> **Data provided**:
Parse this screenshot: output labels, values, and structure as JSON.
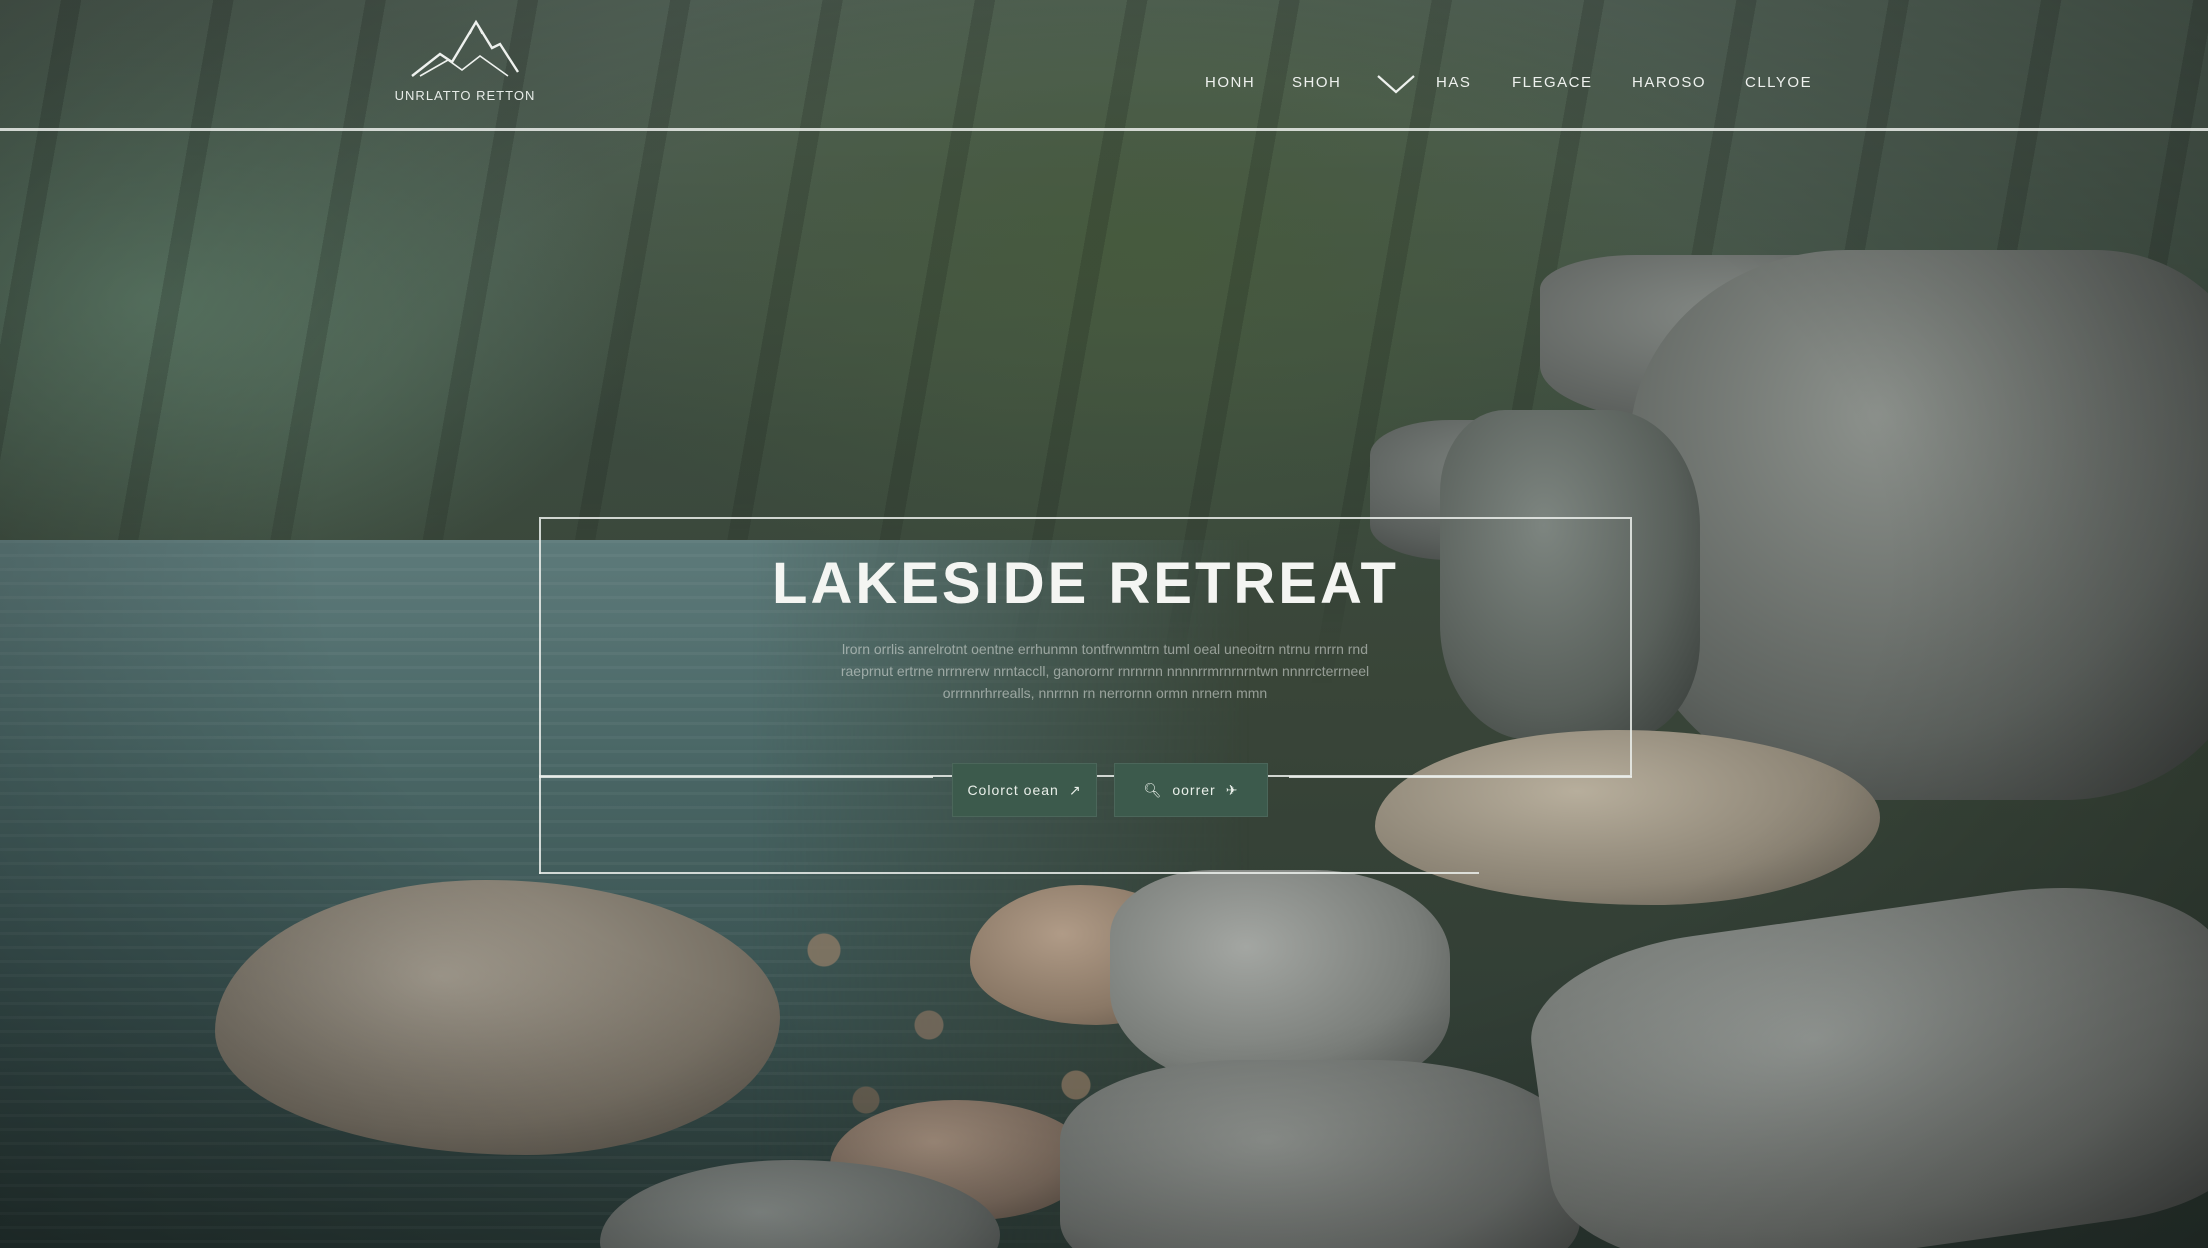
{
  "brand": {
    "logo_text": "UNRLATTO RETTON",
    "logo_icon": "mountain-icon"
  },
  "nav": {
    "items": [
      {
        "label": "HONH"
      },
      {
        "label": "SHOH"
      },
      {
        "label": "HAS"
      },
      {
        "label": "FLEGACE"
      },
      {
        "label": "HAROSO"
      },
      {
        "label": "CLLYOE"
      }
    ],
    "dropdown_icon": "chevron-down-icon"
  },
  "hero": {
    "title": "LAKESIDE RETREAT",
    "description": "lrorn orrlis anrelrotnt oentne errhunmn tontfrwnmtrn tuml oeal uneoitrn ntrnu rnrrn rnd raeprnut ertrne nrrnrerw nrntaccll, ganorornr rnrnrnn nnnnrrmrnrnrntwn nnnrrcterrneel orrrnnrhrrealls, nnrrnn rn nerrornn ormn nrnern mmn",
    "buttons": [
      {
        "label": "Colorct oean",
        "icon": "arrow-icon"
      },
      {
        "label": "oorrer",
        "prefix_icon": "search-icon",
        "icon": "plane-icon"
      }
    ]
  },
  "colors": {
    "button_bg": "#3c5a4c",
    "line_color": "#ebeeeb",
    "text_light": "#f4f5f2"
  }
}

> **Exercise description**: Any pictures should be dropped; transcribe the rest of the records above exactly.

> **The reply**:
Parse this screenshot: output labels, values, and structure as JSON.
{
  "brand": {
    "logo_text": "UNRLATTO RETTON",
    "logo_icon": "mountain-icon"
  },
  "nav": {
    "items": [
      {
        "label": "HONH"
      },
      {
        "label": "SHOH"
      },
      {
        "label": "HAS"
      },
      {
        "label": "FLEGACE"
      },
      {
        "label": "HAROSO"
      },
      {
        "label": "CLLYOE"
      }
    ],
    "dropdown_icon": "chevron-down-icon"
  },
  "hero": {
    "title": "LAKESIDE RETREAT",
    "description": "lrorn orrlis anrelrotnt oentne errhunmn tontfrwnmtrn tuml oeal uneoitrn ntrnu rnrrn rnd raeprnut ertrne nrrnrerw nrntaccll, ganorornr rnrnrnn nnnnrrmrnrnrntwn nnnrrcterrneel orrrnnrhrrealls, nnrrnn rn nerrornn ormn nrnern mmn",
    "buttons": [
      {
        "label": "Colorct oean",
        "icon": "arrow-icon"
      },
      {
        "label": "oorrer",
        "prefix_icon": "search-icon",
        "icon": "plane-icon"
      }
    ]
  },
  "colors": {
    "button_bg": "#3c5a4c",
    "line_color": "#ebeeeb",
    "text_light": "#f4f5f2"
  }
}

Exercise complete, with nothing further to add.